■ **DATA ENTRIES**
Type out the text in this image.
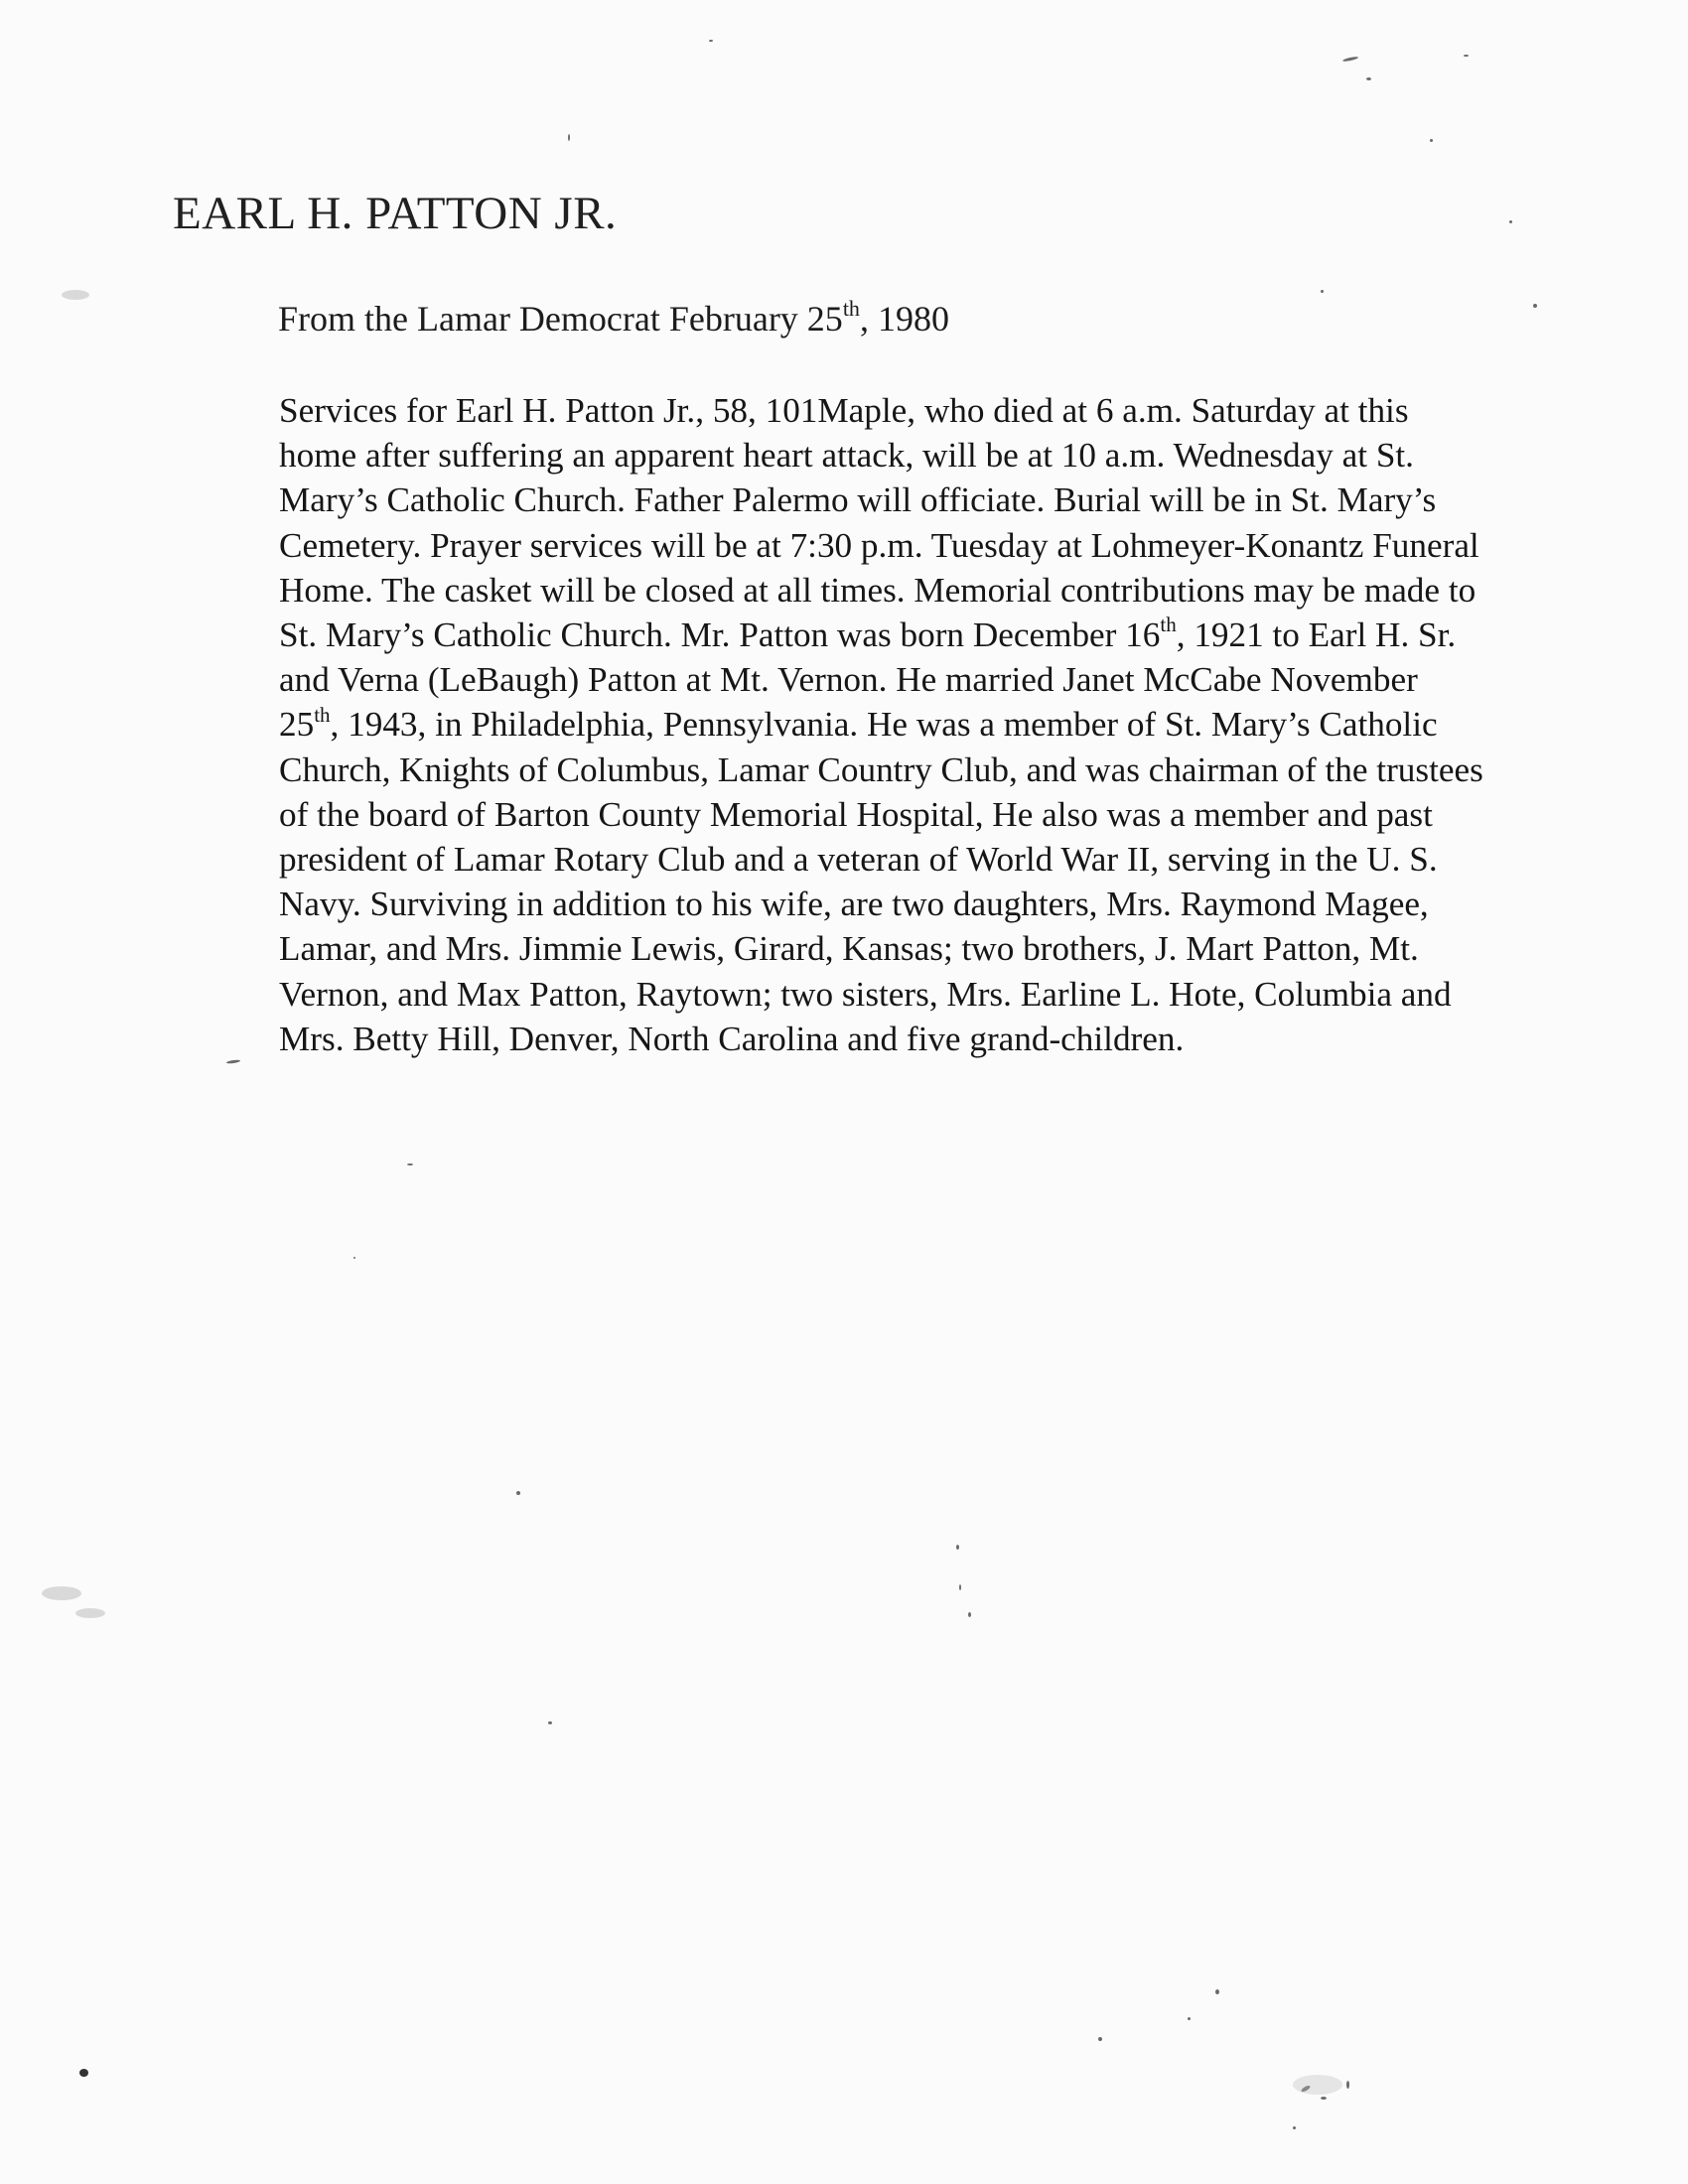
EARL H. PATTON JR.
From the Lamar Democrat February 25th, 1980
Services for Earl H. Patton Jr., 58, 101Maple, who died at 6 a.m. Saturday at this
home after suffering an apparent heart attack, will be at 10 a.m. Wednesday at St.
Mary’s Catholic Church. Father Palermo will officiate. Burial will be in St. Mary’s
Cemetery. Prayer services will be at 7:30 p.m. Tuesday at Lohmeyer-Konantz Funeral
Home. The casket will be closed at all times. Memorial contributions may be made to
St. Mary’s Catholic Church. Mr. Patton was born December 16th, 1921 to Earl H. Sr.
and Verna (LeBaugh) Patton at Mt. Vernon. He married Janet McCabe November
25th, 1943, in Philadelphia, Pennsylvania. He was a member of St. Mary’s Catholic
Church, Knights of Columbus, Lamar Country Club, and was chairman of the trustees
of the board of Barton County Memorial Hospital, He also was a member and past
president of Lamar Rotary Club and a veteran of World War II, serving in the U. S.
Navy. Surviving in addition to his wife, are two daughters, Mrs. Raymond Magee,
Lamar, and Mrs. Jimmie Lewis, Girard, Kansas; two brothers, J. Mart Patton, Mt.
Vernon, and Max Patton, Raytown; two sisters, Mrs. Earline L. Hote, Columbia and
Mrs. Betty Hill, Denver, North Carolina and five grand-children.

■ **DIRECTIONS**
Copy out all of the data word for word. Do not carry over any picture.

■ **SOLUTION TO THE EXERCISE**
Type out the text in this image.
EARL H. PATTON JR.
From the Lamar Democrat February 25th, 1980
Services for Earl H. Patton Jr., 58, 101Maple, who died at 6 a.m. Saturday at this
home after suffering an apparent heart attack, will be at 10 a.m. Wednesday at St.
Mary’s Catholic Church. Father Palermo will officiate. Burial will be in St. Mary’s
Cemetery. Prayer services will be at 7:30 p.m. Tuesday at Lohmeyer-Konantz Funeral
Home. The casket will be closed at all times. Memorial contributions may be made to
St. Mary’s Catholic Church. Mr. Patton was born December 16th, 1921 to Earl H. Sr.
and Verna (LeBaugh) Patton at Mt. Vernon. He married Janet McCabe November
25th, 1943, in Philadelphia, Pennsylvania. He was a member of St. Mary’s Catholic
Church, Knights of Columbus, Lamar Country Club, and was chairman of the trustees
of the board of Barton County Memorial Hospital, He also was a member and past
president of Lamar Rotary Club and a veteran of World War II, serving in the U. S.
Navy. Surviving in addition to his wife, are two daughters, Mrs. Raymond Magee,
Lamar, and Mrs. Jimmie Lewis, Girard, Kansas; two brothers, J. Mart Patton, Mt.
Vernon, and Max Patton, Raytown; two sisters, Mrs. Earline L. Hote, Columbia and
Mrs. Betty Hill, Denver, North Carolina and five grand-children.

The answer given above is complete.